▸ RECORD EXTRACTS
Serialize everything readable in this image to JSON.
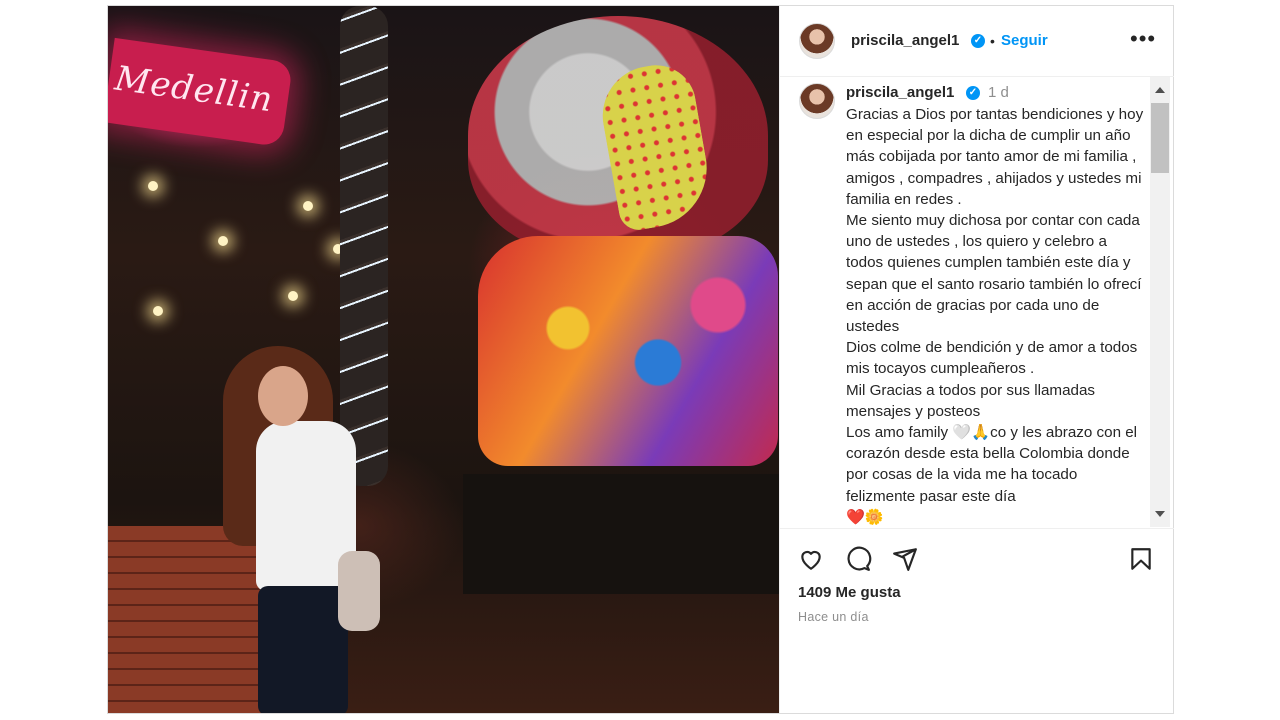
{
  "post": {
    "photo": {
      "sign_text": "Medellin",
      "alt": "photo"
    },
    "header": {
      "username": "priscila_angel1",
      "verified_icon": "verified-badge-icon",
      "separator": "•",
      "follow_label": "Seguir",
      "more_icon": "•••"
    },
    "comment": {
      "username": "priscila_angel1",
      "time": "1 d",
      "caption": "Gracias a Dios por tantas bendiciones y hoy en especial por la dicha de cumplir un año más cobijada por tanto amor de mi familia , amigos , compadres , ahijados y ustedes mi familia en redes .\nMe siento muy dichosa por contar con cada uno de ustedes , los quiero y celebro a todos quienes cumplen también este día y sepan que el santo rosario también lo ofrecí en acción de gracias por cada uno de ustedes\nDios colme de bendición y de amor a todos mis tocayos cumpleañeros .\nMil Gracias a todos por sus llamadas mensajes y posteos\nLos amo family 🤍🙏co y les abrazo con el corazón desde esta bella Colombia donde por cosas de la vida me ha tocado felizmente pasar este día\n❤️🌼"
    },
    "actions": {
      "like_icon": "heart-icon",
      "comment_icon": "comment-icon",
      "share_icon": "share-icon",
      "save_icon": "bookmark-icon"
    },
    "likes_label": "1409 Me gusta",
    "posted_label": "Hace un día"
  },
  "colors": {
    "accent": "#0095f6",
    "text": "#262626",
    "muted": "#8e8e8e",
    "border": "#dbdbdb"
  }
}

▸ WHAT IS NEEDED
Transcribe the whole listing exactly. Pictures stay out of your copy.

▸ SOLVED EXERCISE
Serialize everything readable in this image to JSON.
{
  "post": {
    "photo": {
      "sign_text": "Medellin",
      "alt": "photo"
    },
    "header": {
      "username": "priscila_angel1",
      "verified_icon": "verified-badge-icon",
      "separator": "•",
      "follow_label": "Seguir",
      "more_icon": "•••"
    },
    "comment": {
      "username": "priscila_angel1",
      "time": "1 d",
      "caption": "Gracias a Dios por tantas bendiciones y hoy en especial por la dicha de cumplir un año más cobijada por tanto amor de mi familia , amigos , compadres , ahijados y ustedes mi familia en redes .\nMe siento muy dichosa por contar con cada uno de ustedes , los quiero y celebro a todos quienes cumplen también este día y sepan que el santo rosario también lo ofrecí en acción de gracias por cada uno de ustedes\nDios colme de bendición y de amor a todos mis tocayos cumpleañeros .\nMil Gracias a todos por sus llamadas mensajes y posteos\nLos amo family 🤍🙏co y les abrazo con el corazón desde esta bella Colombia donde por cosas de la vida me ha tocado felizmente pasar este día\n❤️🌼"
    },
    "actions": {
      "like_icon": "heart-icon",
      "comment_icon": "comment-icon",
      "share_icon": "share-icon",
      "save_icon": "bookmark-icon"
    },
    "likes_label": "1409 Me gusta",
    "posted_label": "Hace un día"
  },
  "colors": {
    "accent": "#0095f6",
    "text": "#262626",
    "muted": "#8e8e8e",
    "border": "#dbdbdb"
  }
}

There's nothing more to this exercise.